What you need to do: Go through the records and extract every line with the word "gray".

### Entries shown

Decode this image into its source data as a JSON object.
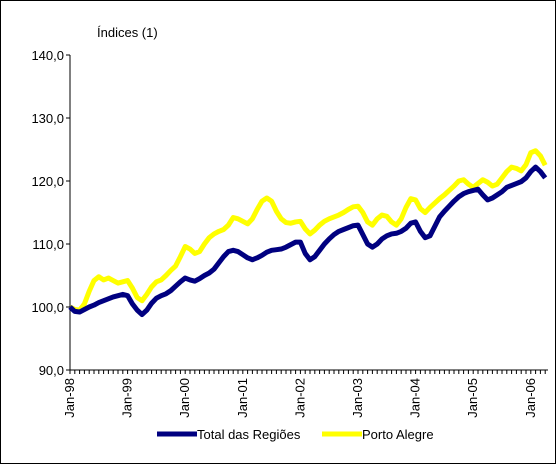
{
  "chart_data": {
    "type": "line",
    "axis_title": "Índices (1)",
    "categories": [
      "Jan-98",
      null,
      null,
      null,
      null,
      null,
      null,
      null,
      null,
      null,
      null,
      null,
      "Jan-99",
      null,
      null,
      null,
      null,
      null,
      null,
      null,
      null,
      null,
      null,
      null,
      "Jan-00",
      null,
      null,
      null,
      null,
      null,
      null,
      null,
      null,
      null,
      null,
      null,
      "Jan-01",
      null,
      null,
      null,
      null,
      null,
      null,
      null,
      null,
      null,
      null,
      null,
      "Jan-02",
      null,
      null,
      null,
      null,
      null,
      null,
      null,
      null,
      null,
      null,
      null,
      "Jan-03",
      null,
      null,
      null,
      null,
      null,
      null,
      null,
      null,
      null,
      null,
      null,
      "Jan-04",
      null,
      null,
      null,
      null,
      null,
      null,
      null,
      null,
      null,
      null,
      null,
      "Jan-05",
      null,
      null,
      null,
      null,
      null,
      null,
      null,
      null,
      null,
      null,
      null,
      "Jan-06",
      null,
      null,
      null
    ],
    "series": [
      {
        "name": "Total das Regiões",
        "color": "#000080",
        "values": [
          100,
          99.3,
          99.2,
          99.6,
          100,
          100.3,
          100.7,
          101,
          101.3,
          101.6,
          101.8,
          102,
          101.8,
          100.5,
          99.5,
          98.8,
          99.5,
          100.6,
          101.4,
          101.8,
          102.1,
          102.6,
          103.3,
          104,
          104.6,
          104.3,
          104.1,
          104.5,
          105,
          105.4,
          106,
          107,
          108,
          108.8,
          109,
          108.8,
          108.3,
          107.8,
          107.5,
          107.8,
          108.2,
          108.7,
          109,
          109.1,
          109.2,
          109.5,
          109.9,
          110.3,
          110.3,
          108.5,
          107.5,
          108,
          109,
          110,
          110.8,
          111.5,
          112,
          112.3,
          112.6,
          112.9,
          113,
          111.5,
          110,
          109.5,
          110,
          110.8,
          111.3,
          111.6,
          111.7,
          112,
          112.5,
          113.3,
          113.5,
          112,
          111,
          111.3,
          112.8,
          114.3,
          115.2,
          116,
          116.8,
          117.5,
          118,
          118.3,
          118.5,
          118.7,
          117.8,
          117,
          117.3,
          117.8,
          118.3,
          119,
          119.3,
          119.6,
          119.9,
          120.5,
          121.5,
          122.2,
          121.5,
          120.5
        ]
      },
      {
        "name": "Porto Alegre",
        "color": "#ffff00",
        "values": [
          100,
          99.6,
          99.5,
          100.5,
          102.5,
          104.2,
          104.8,
          104.3,
          104.6,
          104.2,
          103.8,
          104,
          104.2,
          103,
          101.5,
          101,
          102,
          103.2,
          104,
          104.3,
          105,
          105.8,
          106.5,
          108,
          109.6,
          109.2,
          108.5,
          108.8,
          110,
          111,
          111.6,
          112,
          112.3,
          113,
          114.2,
          114,
          113.6,
          113.2,
          114,
          115.5,
          116.8,
          117.3,
          116.8,
          115.2,
          114,
          113.4,
          113.3,
          113.5,
          113.6,
          112.4,
          111.6,
          112.2,
          113,
          113.6,
          114,
          114.3,
          114.6,
          115,
          115.5,
          115.9,
          116,
          115,
          113.5,
          113,
          114,
          114.6,
          114.4,
          113.5,
          113,
          114,
          115.8,
          117.2,
          117,
          115.6,
          115,
          115.8,
          116.5,
          117.2,
          117.8,
          118.5,
          119.2,
          120,
          120.2,
          119.5,
          119,
          119.6,
          120.2,
          119.8,
          119.2,
          119.5,
          120.5,
          121.5,
          122.2,
          122,
          121.6,
          122.6,
          124.5,
          124.8,
          124,
          122.5
        ]
      }
    ],
    "ylim": [
      90,
      140
    ],
    "yticks": [
      {
        "value": 90,
        "label": "90,0"
      },
      {
        "value": 100,
        "label": "100,0"
      },
      {
        "value": 110,
        "label": "110,0"
      },
      {
        "value": 120,
        "label": "120,0"
      },
      {
        "value": 130,
        "label": "130,0"
      },
      {
        "value": 140,
        "label": "140,0"
      }
    ],
    "grid": false
  }
}
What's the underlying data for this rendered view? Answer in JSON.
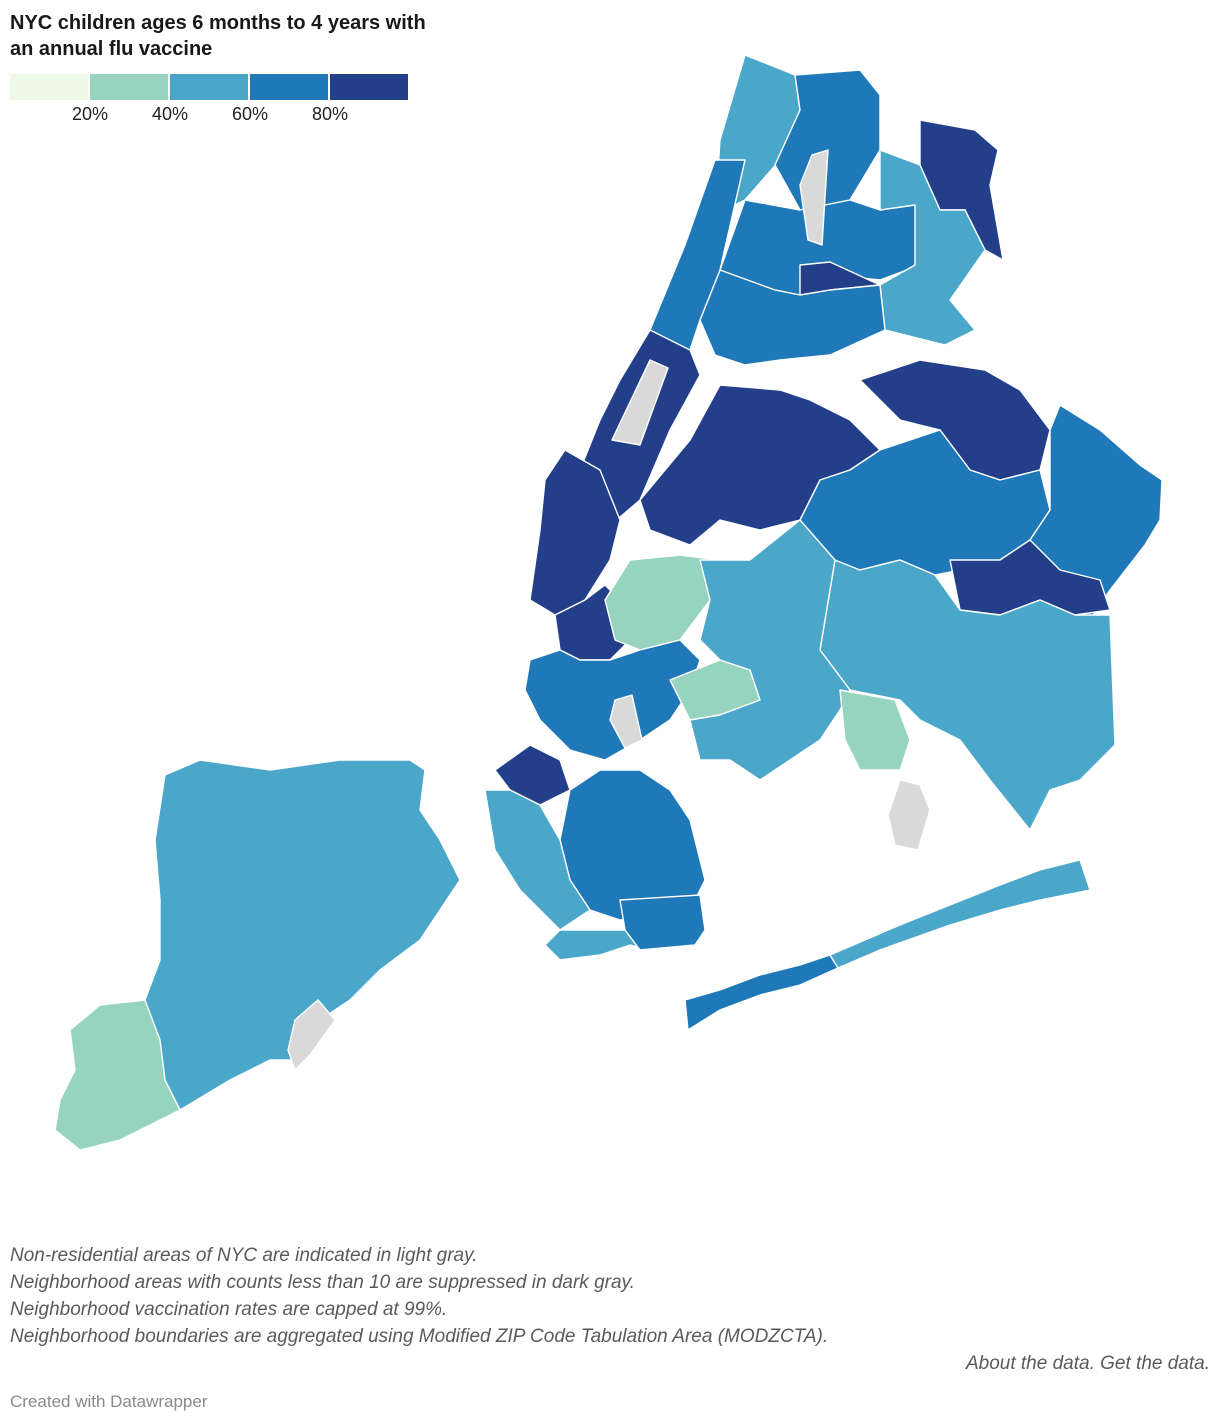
{
  "title": "NYC children ages 6 months to 4 years with an annual flu vaccine",
  "legend": {
    "colors": [
      "#eef8e6",
      "#97d4bf",
      "#4aa7c9",
      "#1f78b8",
      "#243f8a"
    ],
    "ticks": [
      "20%",
      "40%",
      "60%",
      "80%"
    ]
  },
  "map": {
    "colors": {
      "c1": "#eef8e6",
      "c2": "#97d4bf",
      "c3": "#4aa7c9",
      "c4": "#1f78b8",
      "c5": "#243f8a",
      "non_residential": "#d9d9d9",
      "boundary": "#ffffff"
    },
    "regions": [
      {
        "name": "north-bronx-riverdale",
        "level": 3
      },
      {
        "name": "north-bronx-wakefield",
        "level": 4
      },
      {
        "name": "bronx-pelham-bay",
        "level": 5
      },
      {
        "name": "bronx-central",
        "level": 4
      },
      {
        "name": "bronx-soundview",
        "level": 5
      },
      {
        "name": "bronx-throgs-neck",
        "level": 3
      },
      {
        "name": "bronx-south",
        "level": 4
      },
      {
        "name": "manhattan-upper",
        "level": 4
      },
      {
        "name": "manhattan-central",
        "level": 5
      },
      {
        "name": "manhattan-lower",
        "level": 5
      },
      {
        "name": "central-park",
        "level": "non_residential"
      },
      {
        "name": "van-cortlandt-park",
        "level": "non_residential"
      },
      {
        "name": "queens-western",
        "level": 5
      },
      {
        "name": "queens-central",
        "level": 4
      },
      {
        "name": "queens-north-central",
        "level": 5
      },
      {
        "name": "queens-eastern",
        "level": 4
      },
      {
        "name": "queens-south",
        "level": 3
      },
      {
        "name": "queens-far-east",
        "level": 5
      },
      {
        "name": "jfk-airport",
        "level": "non_residential"
      },
      {
        "name": "rockaway-west",
        "level": 4
      },
      {
        "name": "rockaway-east",
        "level": 3
      },
      {
        "name": "brooklyn-north",
        "level": 5
      },
      {
        "name": "brooklyn-northwest",
        "level": 2
      },
      {
        "name": "brooklyn-central",
        "level": 4
      },
      {
        "name": "brooklyn-prospect",
        "level": 2
      },
      {
        "name": "prospect-park",
        "level": "non_residential"
      },
      {
        "name": "brooklyn-southwest",
        "level": 5
      },
      {
        "name": "brooklyn-south-central",
        "level": 3
      },
      {
        "name": "brooklyn-canarsie",
        "level": 2
      },
      {
        "name": "brooklyn-southern",
        "level": 4
      },
      {
        "name": "brooklyn-coney-island",
        "level": 3
      },
      {
        "name": "brooklyn-brighton",
        "level": 4
      },
      {
        "name": "staten-island-north",
        "level": 3
      },
      {
        "name": "staten-island-south",
        "level": 2
      },
      {
        "name": "staten-island-great-kills",
        "level": "non_residential"
      }
    ]
  },
  "notes": [
    "Non-residential areas of NYC are indicated in light gray.",
    "Neighborhood areas with counts less than 10 are suppressed in dark gray.",
    "Neighborhood vaccination rates are capped at 99%.",
    "Neighborhood boundaries are aggregated using Modified ZIP Code Tabulation Area (MODZCTA)."
  ],
  "links": {
    "about": "About the data.",
    "get": "Get the data."
  },
  "credit": "Created with Datawrapper"
}
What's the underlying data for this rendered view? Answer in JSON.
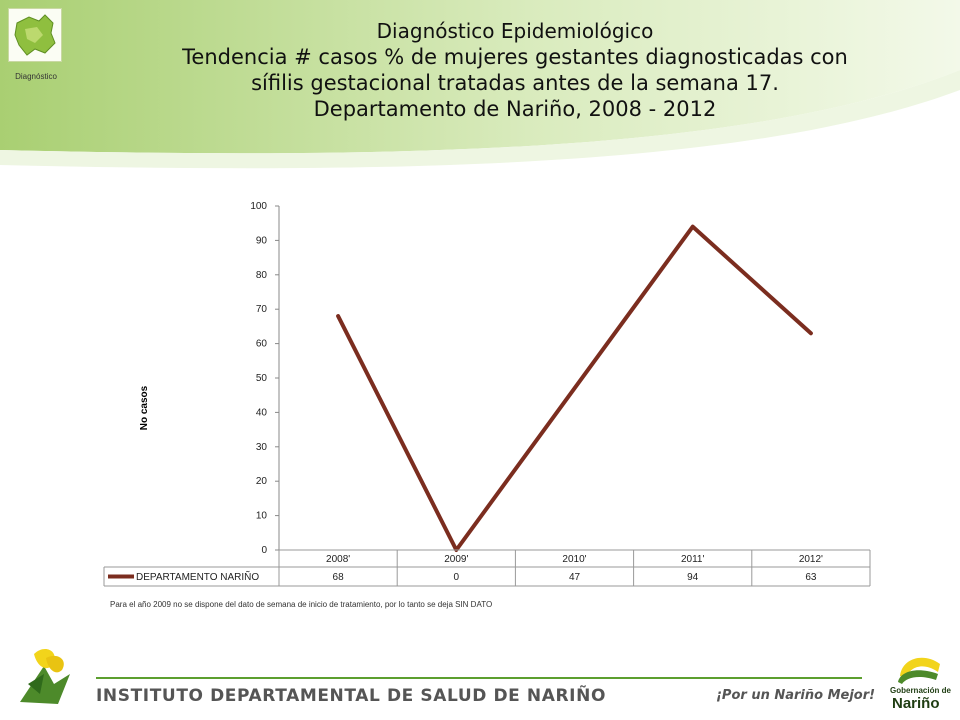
{
  "header": {
    "logo_caption": "Diagnóstico",
    "title_lines": [
      "Diagnóstico Epidemiológico",
      "Tendencia # casos % de mujeres gestantes diagnosticadas con",
      "sífilis gestacional tratadas antes de la semana 17.",
      "Departamento de Nariño,  2008 - 2012"
    ]
  },
  "chart_data": {
    "type": "line",
    "categories": [
      "2008'",
      "2009'",
      "2010'",
      "2011'",
      "2012'"
    ],
    "series": [
      {
        "name": "DEPARTAMENTO NARIÑO",
        "values": [
          68,
          0,
          47,
          94,
          63
        ],
        "color": "#7b2d1f"
      }
    ],
    "title": "",
    "xlabel": "",
    "ylabel": "No  casos",
    "ylim": [
      0,
      100
    ],
    "yticks": [
      0,
      10,
      20,
      30,
      40,
      50,
      60,
      70,
      80,
      90,
      100
    ],
    "legend": "data-table-below",
    "grid": false
  },
  "footnote": "Para el año 2009 no se dispone del dato de semana de inicio de tratamiento, por lo tanto se deja SIN DATO",
  "footer": {
    "institute": "INSTITUTO DEPARTAMENTAL DE SALUD DE NARIÑO",
    "slogan": "¡Por un Nariño Mejor!",
    "gob_line1": "Gobernación de",
    "gob_line2": "Nariño"
  },
  "colors": {
    "accent_green": "#8dbb4a",
    "line_brown": "#7b2d1f",
    "footer_green": "#5c9f2f"
  }
}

######

Answer below:
    "Non-residential areas of NYC are indicated in light gray.",
    "Neighborhood areas with counts less than 10 are suppressed in dark gray.",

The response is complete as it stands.